TASK TO COMPLETE: From the data that follows, report how many lines hold the string "name", giving only the number.

SUPPLIED DATA:
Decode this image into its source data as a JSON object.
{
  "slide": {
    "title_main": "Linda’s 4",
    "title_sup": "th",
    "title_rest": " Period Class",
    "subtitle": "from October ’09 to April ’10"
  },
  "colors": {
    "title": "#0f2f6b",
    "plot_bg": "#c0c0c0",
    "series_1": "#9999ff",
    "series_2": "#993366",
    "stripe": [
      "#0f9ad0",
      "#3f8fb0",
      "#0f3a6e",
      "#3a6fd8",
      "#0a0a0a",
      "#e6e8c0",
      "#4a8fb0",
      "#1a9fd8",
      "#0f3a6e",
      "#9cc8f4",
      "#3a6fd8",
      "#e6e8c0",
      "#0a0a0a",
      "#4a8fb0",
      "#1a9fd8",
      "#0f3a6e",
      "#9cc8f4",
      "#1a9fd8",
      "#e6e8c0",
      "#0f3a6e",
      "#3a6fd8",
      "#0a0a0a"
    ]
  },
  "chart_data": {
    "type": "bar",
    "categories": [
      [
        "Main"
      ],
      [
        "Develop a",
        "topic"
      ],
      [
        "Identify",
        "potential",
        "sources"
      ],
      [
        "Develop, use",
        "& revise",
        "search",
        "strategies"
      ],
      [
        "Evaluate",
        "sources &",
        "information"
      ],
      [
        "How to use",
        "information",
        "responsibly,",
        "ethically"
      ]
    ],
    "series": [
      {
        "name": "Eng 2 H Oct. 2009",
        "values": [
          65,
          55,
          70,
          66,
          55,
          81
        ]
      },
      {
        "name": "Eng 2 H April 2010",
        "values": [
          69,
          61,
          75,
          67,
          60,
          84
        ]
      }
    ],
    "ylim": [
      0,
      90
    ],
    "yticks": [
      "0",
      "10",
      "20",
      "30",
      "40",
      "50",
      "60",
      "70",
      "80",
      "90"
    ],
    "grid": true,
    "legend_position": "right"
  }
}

WRITTEN ANSWER: 2